## DATA FOR THIS TASK
=-=-=

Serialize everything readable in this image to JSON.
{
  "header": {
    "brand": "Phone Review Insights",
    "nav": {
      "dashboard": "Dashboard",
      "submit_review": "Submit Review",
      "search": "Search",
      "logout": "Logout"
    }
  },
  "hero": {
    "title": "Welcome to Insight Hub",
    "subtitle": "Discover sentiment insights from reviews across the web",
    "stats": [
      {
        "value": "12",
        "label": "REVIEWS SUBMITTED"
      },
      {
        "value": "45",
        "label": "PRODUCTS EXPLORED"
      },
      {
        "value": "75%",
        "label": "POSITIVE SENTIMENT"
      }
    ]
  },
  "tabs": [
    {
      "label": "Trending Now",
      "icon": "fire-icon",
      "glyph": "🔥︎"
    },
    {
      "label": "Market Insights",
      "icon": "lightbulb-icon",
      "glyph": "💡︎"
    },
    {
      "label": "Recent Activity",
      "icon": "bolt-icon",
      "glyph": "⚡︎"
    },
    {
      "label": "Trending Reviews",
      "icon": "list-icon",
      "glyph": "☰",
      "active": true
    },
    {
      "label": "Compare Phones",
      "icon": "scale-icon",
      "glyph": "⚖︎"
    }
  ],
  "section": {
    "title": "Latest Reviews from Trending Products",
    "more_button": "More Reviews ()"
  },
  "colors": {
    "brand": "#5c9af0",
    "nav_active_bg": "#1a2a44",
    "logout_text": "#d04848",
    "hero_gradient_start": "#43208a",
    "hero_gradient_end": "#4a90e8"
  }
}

=-=-=

## REQUIREMENT
Repeat the material above in full, exactly as it stands.

## ANSWER FOR THIS EXERCISE
Serialize everything readable in this image to JSON.
{
  "header": {
    "brand": "Phone Review Insights",
    "nav": {
      "dashboard": "Dashboard",
      "submit_review": "Submit Review",
      "search": "Search",
      "logout": "Logout"
    }
  },
  "hero": {
    "title": "Welcome to Insight Hub",
    "subtitle": "Discover sentiment insights from reviews across the web",
    "stats": [
      {
        "value": "12",
        "label": "REVIEWS SUBMITTED"
      },
      {
        "value": "45",
        "label": "PRODUCTS EXPLORED"
      },
      {
        "value": "75%",
        "label": "POSITIVE SENTIMENT"
      }
    ]
  },
  "tabs": [
    {
      "label": "Trending Now",
      "icon": "fire-icon",
      "glyph": "🔥︎"
    },
    {
      "label": "Market Insights",
      "icon": "lightbulb-icon",
      "glyph": "💡︎"
    },
    {
      "label": "Recent Activity",
      "icon": "bolt-icon",
      "glyph": "⚡︎"
    },
    {
      "label": "Trending Reviews",
      "icon": "list-icon",
      "glyph": "☰",
      "active": true
    },
    {
      "label": "Compare Phones",
      "icon": "scale-icon",
      "glyph": "⚖︎"
    }
  ],
  "section": {
    "title": "Latest Reviews from Trending Products",
    "more_button": "More Reviews ()"
  },
  "colors": {
    "brand": "#5c9af0",
    "nav_active_bg": "#1a2a44",
    "logout_text": "#d04848",
    "hero_gradient_start": "#43208a",
    "hero_gradient_end": "#4a90e8"
  }
}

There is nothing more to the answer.